>> start

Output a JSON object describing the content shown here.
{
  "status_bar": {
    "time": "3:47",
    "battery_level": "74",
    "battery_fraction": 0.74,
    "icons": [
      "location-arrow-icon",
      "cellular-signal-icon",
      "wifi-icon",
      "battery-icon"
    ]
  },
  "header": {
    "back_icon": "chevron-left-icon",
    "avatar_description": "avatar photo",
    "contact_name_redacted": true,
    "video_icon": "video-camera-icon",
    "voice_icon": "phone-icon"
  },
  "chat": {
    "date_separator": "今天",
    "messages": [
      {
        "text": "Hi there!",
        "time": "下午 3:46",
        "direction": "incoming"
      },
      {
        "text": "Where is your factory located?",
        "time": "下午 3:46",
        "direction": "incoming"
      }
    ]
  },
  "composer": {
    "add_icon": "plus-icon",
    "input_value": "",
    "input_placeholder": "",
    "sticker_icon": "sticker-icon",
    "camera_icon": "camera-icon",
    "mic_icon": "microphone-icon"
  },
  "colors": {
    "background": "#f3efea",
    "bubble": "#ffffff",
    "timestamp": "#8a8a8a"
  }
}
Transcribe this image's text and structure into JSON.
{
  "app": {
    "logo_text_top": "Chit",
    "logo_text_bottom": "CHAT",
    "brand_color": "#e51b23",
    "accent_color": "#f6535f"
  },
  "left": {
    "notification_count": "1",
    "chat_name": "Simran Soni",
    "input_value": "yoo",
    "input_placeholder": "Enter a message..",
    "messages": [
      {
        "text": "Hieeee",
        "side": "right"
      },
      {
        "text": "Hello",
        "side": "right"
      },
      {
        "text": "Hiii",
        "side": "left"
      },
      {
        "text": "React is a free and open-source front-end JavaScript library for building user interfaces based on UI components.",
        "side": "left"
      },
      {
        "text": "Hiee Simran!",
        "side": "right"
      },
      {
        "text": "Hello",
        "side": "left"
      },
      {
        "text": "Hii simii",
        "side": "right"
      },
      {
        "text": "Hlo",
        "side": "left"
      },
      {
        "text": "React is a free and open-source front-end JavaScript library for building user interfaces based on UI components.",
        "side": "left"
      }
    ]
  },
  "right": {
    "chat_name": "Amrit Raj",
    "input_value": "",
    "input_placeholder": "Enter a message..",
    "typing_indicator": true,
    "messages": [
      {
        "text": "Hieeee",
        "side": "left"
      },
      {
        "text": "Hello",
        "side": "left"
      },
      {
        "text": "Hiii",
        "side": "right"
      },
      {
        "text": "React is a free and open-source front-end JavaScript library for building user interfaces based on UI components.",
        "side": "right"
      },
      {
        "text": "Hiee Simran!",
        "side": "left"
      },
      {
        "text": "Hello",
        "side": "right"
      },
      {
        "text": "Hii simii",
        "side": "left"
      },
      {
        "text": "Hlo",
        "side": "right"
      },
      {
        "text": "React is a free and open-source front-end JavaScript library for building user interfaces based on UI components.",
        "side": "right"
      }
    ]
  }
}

>> end

## SHORT PROBLEM
Transcribe every entry exactly.

## COMPLETED TASK
Output a JSON object describing the content shown here.
{
  "status_bar": {
    "time": "3:47",
    "battery_level": "74",
    "battery_fraction": 0.74,
    "icons": [
      "location-arrow-icon",
      "cellular-signal-icon",
      "wifi-icon",
      "battery-icon"
    ]
  },
  "header": {
    "back_icon": "chevron-left-icon",
    "avatar_description": "avatar photo",
    "contact_name_redacted": true,
    "video_icon": "video-camera-icon",
    "voice_icon": "phone-icon"
  },
  "chat": {
    "date_separator": "今天",
    "messages": [
      {
        "text": "Hi there!",
        "time": "下午 3:46",
        "direction": "incoming"
      },
      {
        "text": "Where is your factory located?",
        "time": "下午 3:46",
        "direction": "incoming"
      }
    ]
  },
  "composer": {
    "add_icon": "plus-icon",
    "input_value": "",
    "input_placeholder": "",
    "sticker_icon": "sticker-icon",
    "camera_icon": "camera-icon",
    "mic_icon": "microphone-icon"
  },
  "colors": {
    "background": "#f3efea",
    "bubble": "#ffffff",
    "timestamp": "#8a8a8a"
  }
}
Transcribe this image's text and structure into JSON.
{
  "app": {
    "logo_text_top": "Chit",
    "logo_text_bottom": "CHAT",
    "brand_color": "#e51b23",
    "accent_color": "#f6535f"
  },
  "left": {
    "notification_count": "1",
    "chat_name": "Simran Soni",
    "input_value": "yoo",
    "input_placeholder": "Enter a message..",
    "messages": [
      {
        "text": "Hieeee",
        "side": "right"
      },
      {
        "text": "Hello",
        "side": "right"
      },
      {
        "text": "Hiii",
        "side": "left"
      },
      {
        "text": "React is a free and open-source front-end JavaScript library for building user interfaces based on UI components.",
        "side": "left"
      },
      {
        "text": "Hiee Simran!",
        "side": "right"
      },
      {
        "text": "Hello",
        "side": "left"
      },
      {
        "text": "Hii simii",
        "side": "right"
      },
      {
        "text": "Hlo",
        "side": "left"
      },
      {
        "text": "React is a free and open-source front-end JavaScript library for building user interfaces based on UI components.",
        "side": "left"
      }
    ]
  },
  "right": {
    "chat_name": "Amrit Raj",
    "input_value": "",
    "input_placeholder": "Enter a message..",
    "typing_indicator": true,
    "messages": [
      {
        "text": "Hieeee",
        "side": "left"
      },
      {
        "text": "Hello",
        "side": "left"
      },
      {
        "text": "Hiii",
        "side": "right"
      },
      {
        "text": "React is a free and open-source front-end JavaScript library for building user interfaces based on UI components.",
        "side": "right"
      },
      {
        "text": "Hiee Simran!",
        "side": "left"
      },
      {
        "text": "Hello",
        "side": "right"
      },
      {
        "text": "Hii simii",
        "side": "left"
      },
      {
        "text": "Hlo",
        "side": "right"
      },
      {
        "text": "React is a free and open-source front-end JavaScript library for building user interfaces based on UI components.",
        "side": "right"
      }
    ]
  }
}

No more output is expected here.